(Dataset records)
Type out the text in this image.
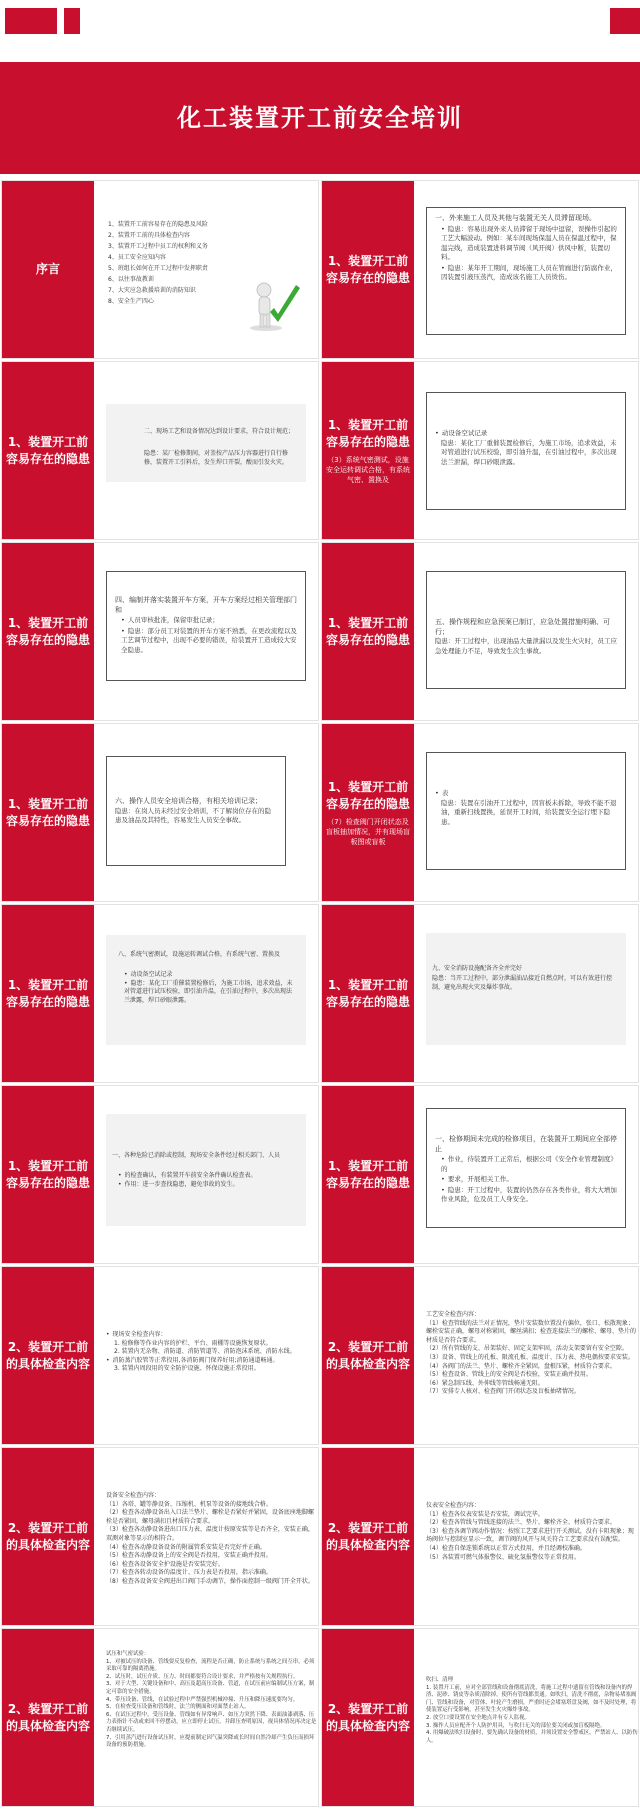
化工装置开工前安全培训
序言
1、装置开工前容易存在的隐患及风险
2、装置开工前的具体检查内容
3、装置开工过程中员工的权利和义务
4、员工安全应知内容
5、班组长如何在开工过程中发挥职责
6、以往事故教训
7、大灾应急救援培训的消防知识
8、安全生产四心
1、装置开工前容易存在的隐患
一、外来施工人员及其他与装置无关人员滞留现场。
• 隐患：容易出现外来人员滞留于现场中逗留，误操作引起的工艺大幅波动。例如：某车间现场保温人员在保温过程中，保温完线，造成装置进料调节阀（风开阀）供风中断，装置切料。
• 隐患：某年开工期间，现场施工人员在管廊进行防腐作业，因装置引液压蒸汽，造成该名施工人员烫伤。
1、装置开工前容易存在的隐患
二、现场工艺和设备情况达到设计要求，符合设计规范；
隐患：某厂检修期间，对釜按产品压力容器进行自行修修，装置开工引料后，发生焊口开裂，酸而引发火灾。
1、装置开工前容易存在的隐患
（3）系统气密测试，设施安全运转调试合格，有系统气密、置换及
• 动设备空试记录
隐患：某化工厂重催装置检修后，为施工市场，追求效益，未对管道进行试压校验，即引油升温，在引油过程中，多次出现法兰泄漏，焊口砂眼泄露。
1、装置开工前容易存在的隐患
四、编制并落实装置开车方案，开车方案经过相关管理部门和
• 人员审核批准，保留审批记录；
• 隐患：部分员工对装置的开车方案不熟悉，在更改流程以及工艺调节过程中，出现不必要的错误，给装置开工造成较大安全隐患。
1、装置开工前容易存在的隐患
五、操作规程和应急预案已制订，应急处置措施明确、可行；
隐患：开工过程中，出现油品大量泄漏以及发生火灾时，员工应急处理能力不足，导致发生次生事故。
1、装置开工前容易存在的隐患
六、操作人员安全培训合格，有相关培训记录；
隐患：在岗人员未经过安全培训，不了解岗位存在的隐患及油品及其特性，容易发生人员安全事故。
1、装置开工前容易存在的隐患
（7）检查阀门开闭状态及盲板抽加情况，并有现场盲板图或盲板
• 表
隐患：装置在引油开工过程中，因盲板未拆除，导致不能不退油，重新扫线置换，延误开工时间，给装置安全运行埋下隐患。
1、装置开工前容易存在的隐患
八、系统气密测试，设施运转调试合格，有系统气密、置换及
• 动设备空试记录
• 隐患：某化工厂重催装置检修后，为施工市场，追求效益，未对管道进行试压校验，即引油升温，在引油过程中，多次出现法兰泄露，焊口砂眼泄露。
1、装置开工前容易存在的隐患
九、安全消防设施配备齐全并完好
隐患：当开工过程中，部分泄漏油品接近自燃点时，可以有效进行控制，避免出现火灾及爆炸事故。
1、装置开工前容易存在的隐患
一、各种危险已消除或控制，现场安全条件经过相关部门、人员
• 的检查确认，有装置开车前安全条件确认检查表。
• 作用：进一步查找隐患，避免事故的发生。
1、装置开工前容易存在的隐患
一、检修期间未完成的检修项目，在装置开工期间应全部停止
• 作业，待装置开工正常后，根据公司《安全作业管理制度》的
• 要求，开展相关工作。
• 隐患：开工过程中，装置的仍然存在各类作业，将大大增加作业风险，危及员工人身安全。
2、装置开工前的具体检查内容
• 现场安全检查内容：
1. 检修修等作业内容的护栏、平台、雨棚等设施恢复原状。
2. 装置内无杂物、消防道、消防管道等、消防泡沫系统、消防水线。
• 消防蒸汽胶管等正常投用,各消防阀门保养好用;消防通道畅通。
3. 装置内周段用的安全防护设施、怀保设施正常投用。
2、装置开工前的具体检查内容
工艺安全检查内容：
（1）检查管线的法兰对正情况，垫片安装数位置没有偏位，张口、松散现象；螺栓安装正确，螺母对称紧固，螺丝满扣；检查连接法兰的螺栓、螺母、垫片的材质是否符合要求。
（2）所有管线的支、吊架装好、固定支架牢固，活动支架要留有安全空隙。
（3）设备、管线上的孔板、限流孔板、温度计、压力表、热电偶按要求安装。
（4）各阀门的法兰、垫片、螺栓齐全紧固，盘根压紧，材质符合要求。
（5）检查设备、管线上的安全阀是否校验，安装正确并投用。
（6）紧急制压线、外伸线等管线畅通无阻。
（7）安排专人核对、检查阀门开闭状态及盲板抽堵情况。
2、装置开工前的具体检查内容
设备安全检查内容：
（1）各塔、罐等静设备、压缩机、机泵等设备的接地线合格。
（2）检查各动静设备出入口法兰垫片、螺栓是否紧好并紧固，设备底座地脚螺栓是否紧固，螺母满扣且材质符合要求。
（3）检查各动静设备进出口压力表、温度计按原安装等是否齐全，安装正确，双测对象等显示的相符合。
（4）检查各动静设备设备的附属管系安装是否完好并正确。
（5）检查各动静设备上的安全阀是否投用，安装正确并投用。
（6）检查各设备安全护设施是否安装完好。
（7）检查各转动设备的温度计、压力表是否投用，指示准确。
（8）检查各设备安全阀进出口阀门手动调节，操作面控制一级阀门开全开状。
2、装置开工前的具体检查内容
仪表安全检查内容：
（1）检查各仪表安装是否安装，调试完毕。
（2）检查各管线与管线连接的法兰、垫片、螺栓齐全、材质符合要求。
（3）检查各调节阀动作情况：按照工艺要求进行开关测试，没有卡阻现象；现场阀位与控制室显示一致，调节阀的风开与风关符合工艺要求没有误配装。
（4）检查自保连锁系统以正常方式投用，并且经调校准确。
（5）各装置可燃气体报警仪、硫化氢报警仪等正常投用。
2、装置开工前的具体检查内容
试压和气密试验：
1、对被试压的设备、管线要反复检查，流程是否正确，防止系统与系统之间互串，必须采取可靠的隔离措施。
2、试压时，试压介质、压力、时间都要符合设计要求，并严格按有关规程执行。
3、对于大型、关键设备和中、高压及超高压设备、管道，在试压前应编制试压方案，制定可靠的安全措施。
4、带压设备、管线，在试验过程中严禁强烈机械冲撞、升压和降压速度要均匀。
5、在检查受压设备和管线时，法兰的侧面和对面禁止站人。
6、在试压过程中，受压设备、管线如有异常响声、如压力突然下降、表面油漆剥落、压力表指针不动或来回不停摆动，应立即停止试压，并卸压查明原因，视具体情况再决定是否继续试压。
7、引用蒸汽进行设备试压时，应提前制定因气温突降或长时间自然冷却产生负压而损坏设备的预防措施。
2、装置开工前的具体检查内容
吹扫、清理
1. 装置开工前，应对全部管线和设备彻底清洗，将施工过程中遗留在管线和设备内的焊渣、泥砂、锈皮等杂质清除掉，使所有管线都贯通。如吹扫，清洗不彻底，杂物易堵塞阀门、管线和设备，对管体、叶轮产生磨损，严重时还会堵塞塔盘及阀，如不及时处理，将使装置运行受影响，甚至发生火灾爆炸事故。
2. 放空口要设置在安全地点并有专人监视。
3. 操作人员应配齐个人防护用具，与吹扫无关的部位要关闭或加盲板隔绝。
4. 用爆破法吹扫设备时，要先确认设备的材质，并须设置安全警戒区，严禁站人、以防伤人。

= Task statement =
Return all of the entries word for word, but omit the pictures.

= Expected output =
Type out the text in this image.
化工装置开工前安全培训
序言
1、装置开工前容易存在的隐患及风险
2、装置开工前的具体检查内容
3、装置开工过程中员工的权利和义务
4、员工安全应知内容
5、班组长如何在开工过程中发挥职责
6、以往事故教训
7、大灾应急救援培训的消防知识
8、安全生产四心
1、装置开工前容易存在的隐患
一、外来施工人员及其他与装置无关人员滞留现场。
• 隐患：容易出现外来人员滞留于现场中逗留，误操作引起的工艺大幅波动。例如：某车间现场保温人员在保温过程中，保温完线，造成装置进料调节阀（风开阀）供风中断，装置切料。
• 隐患：某年开工期间，现场施工人员在管廊进行防腐作业，因装置引液压蒸汽，造成该名施工人员烫伤。
1、装置开工前容易存在的隐患
二、现场工艺和设备情况达到设计要求，符合设计规范；
隐患：某厂检修期间，对釜按产品压力容器进行自行修修，装置开工引料后，发生焊口开裂，酸而引发火灾。
1、装置开工前容易存在的隐患
（3）系统气密测试，设施安全运转调试合格，有系统气密、置换及
• 动设备空试记录
隐患：某化工厂重催装置检修后，为施工市场，追求效益，未对管道进行试压校验，即引油升温，在引油过程中，多次出现法兰泄漏，焊口砂眼泄露。
1、装置开工前容易存在的隐患
四、编制并落实装置开车方案，开车方案经过相关管理部门和
• 人员审核批准，保留审批记录；
• 隐患：部分员工对装置的开车方案不熟悉，在更改流程以及工艺调节过程中，出现不必要的错误，给装置开工造成较大安全隐患。
1、装置开工前容易存在的隐患
五、操作规程和应急预案已制订，应急处置措施明确、可行；
隐患：开工过程中，出现油品大量泄漏以及发生火灾时，员工应急处理能力不足，导致发生次生事故。
1、装置开工前容易存在的隐患
六、操作人员安全培训合格，有相关培训记录；
隐患：在岗人员未经过安全培训，不了解岗位存在的隐患及油品及其特性，容易发生人员安全事故。
1、装置开工前容易存在的隐患
（7）检查阀门开闭状态及盲板抽加情况，并有现场盲板图或盲板
• 表
隐患：装置在引油开工过程中，因盲板未拆除，导致不能不退油，重新扫线置换，延误开工时间，给装置安全运行埋下隐患。
1、装置开工前容易存在的隐患
八、系统气密测试，设施运转调试合格，有系统气密、置换及
• 动设备空试记录
• 隐患：某化工厂重催装置检修后，为施工市场，追求效益，未对管道进行试压校验，即引油升温，在引油过程中，多次出现法兰泄露，焊口砂眼泄露。
1、装置开工前容易存在的隐患
九、安全消防设施配备齐全并完好
隐患：当开工过程中，部分泄漏油品接近自燃点时，可以有效进行控制，避免出现火灾及爆炸事故。
1、装置开工前容易存在的隐患
一、各种危险已消除或控制，现场安全条件经过相关部门、人员
• 的检查确认，有装置开车前安全条件确认检查表。
• 作用：进一步查找隐患，避免事故的发生。
1、装置开工前容易存在的隐患
一、检修期间未完成的检修项目，在装置开工期间应全部停止
• 作业，待装置开工正常后，根据公司《安全作业管理制度》的
• 要求，开展相关工作。
• 隐患：开工过程中，装置的仍然存在各类作业，将大大增加作业风险，危及员工人身安全。
2、装置开工前的具体检查内容
• 现场安全检查内容：
1. 检修修等作业内容的护栏、平台、雨棚等设施恢复原状。
2. 装置内无杂物、消防道、消防管道等、消防泡沫系统、消防水线。
• 消防蒸汽胶管等正常投用,各消防阀门保养好用;消防通道畅通。
3. 装置内周段用的安全防护设施、怀保设施正常投用。
2、装置开工前的具体检查内容
工艺安全检查内容：
（1）检查管线的法兰对正情况，垫片安装数位置没有偏位，张口、松散现象；螺栓安装正确，螺母对称紧固，螺丝满扣；检查连接法兰的螺栓、螺母、垫片的材质是否符合要求。
（2）所有管线的支、吊架装好、固定支架牢固，活动支架要留有安全空隙。
（3）设备、管线上的孔板、限流孔板、温度计、压力表、热电偶按要求安装。
（4）各阀门的法兰、垫片、螺栓齐全紧固，盘根压紧，材质符合要求。
（5）检查设备、管线上的安全阀是否校验，安装正确并投用。
（6）紧急制压线、外伸线等管线畅通无阻。
（7）安排专人核对、检查阀门开闭状态及盲板抽堵情况。
2、装置开工前的具体检查内容
设备安全检查内容：
（1）各塔、罐等静设备、压缩机、机泵等设备的接地线合格。
（2）检查各动静设备出入口法兰垫片、螺栓是否紧好并紧固，设备底座地脚螺栓是否紧固，螺母满扣且材质符合要求。
（3）检查各动静设备进出口压力表、温度计按原安装等是否齐全，安装正确，双测对象等显示的相符合。
（4）检查各动静设备设备的附属管系安装是否完好并正确。
（5）检查各动静设备上的安全阀是否投用，安装正确并投用。
（6）检查各设备安全护设施是否安装完好。
（7）检查各转动设备的温度计、压力表是否投用，指示准确。
（8）检查各设备安全阀进出口阀门手动调节，操作面控制一级阀门开全开状。
2、装置开工前的具体检查内容
仪表安全检查内容：
（1）检查各仪表安装是否安装，调试完毕。
（2）检查各管线与管线连接的法兰、垫片、螺栓齐全、材质符合要求。
（3）检查各调节阀动作情况：按照工艺要求进行开关测试，没有卡阻现象；现场阀位与控制室显示一致，调节阀的风开与风关符合工艺要求没有误配装。
（4）检查自保连锁系统以正常方式投用，并且经调校准确。
（5）各装置可燃气体报警仪、硫化氢报警仪等正常投用。
2、装置开工前的具体检查内容
试压和气密试验：
1、对被试压的设备、管线要反复检查，流程是否正确，防止系统与系统之间互串，必须采取可靠的隔离措施。
2、试压时，试压介质、压力、时间都要符合设计要求，并严格按有关规程执行。
3、对于大型、关键设备和中、高压及超高压设备、管道，在试压前应编制试压方案，制定可靠的安全措施。
4、带压设备、管线，在试验过程中严禁强烈机械冲撞、升压和降压速度要均匀。
5、在检查受压设备和管线时，法兰的侧面和对面禁止站人。
6、在试压过程中，受压设备、管线如有异常响声、如压力突然下降、表面油漆剥落、压力表指针不动或来回不停摆动，应立即停止试压，并卸压查明原因，视具体情况再决定是否继续试压。
7、引用蒸汽进行设备试压时，应提前制定因气温突降或长时间自然冷却产生负压而损坏设备的预防措施。
2、装置开工前的具体检查内容
吹扫、清理
1. 装置开工前，应对全部管线和设备彻底清洗，将施工过程中遗留在管线和设备内的焊渣、泥砂、锈皮等杂质清除掉，使所有管线都贯通。如吹扫，清洗不彻底，杂物易堵塞阀门、管线和设备，对管体、叶轮产生磨损，严重时还会堵塞塔盘及阀，如不及时处理，将使装置运行受影响，甚至发生火灾爆炸事故。
2. 放空口要设置在安全地点并有专人监视。
3. 操作人员应配齐个人防护用具，与吹扫无关的部位要关闭或加盲板隔绝。
4. 用爆破法吹扫设备时，要先确认设备的材质，并须设置安全警戒区，严禁站人、以防伤人。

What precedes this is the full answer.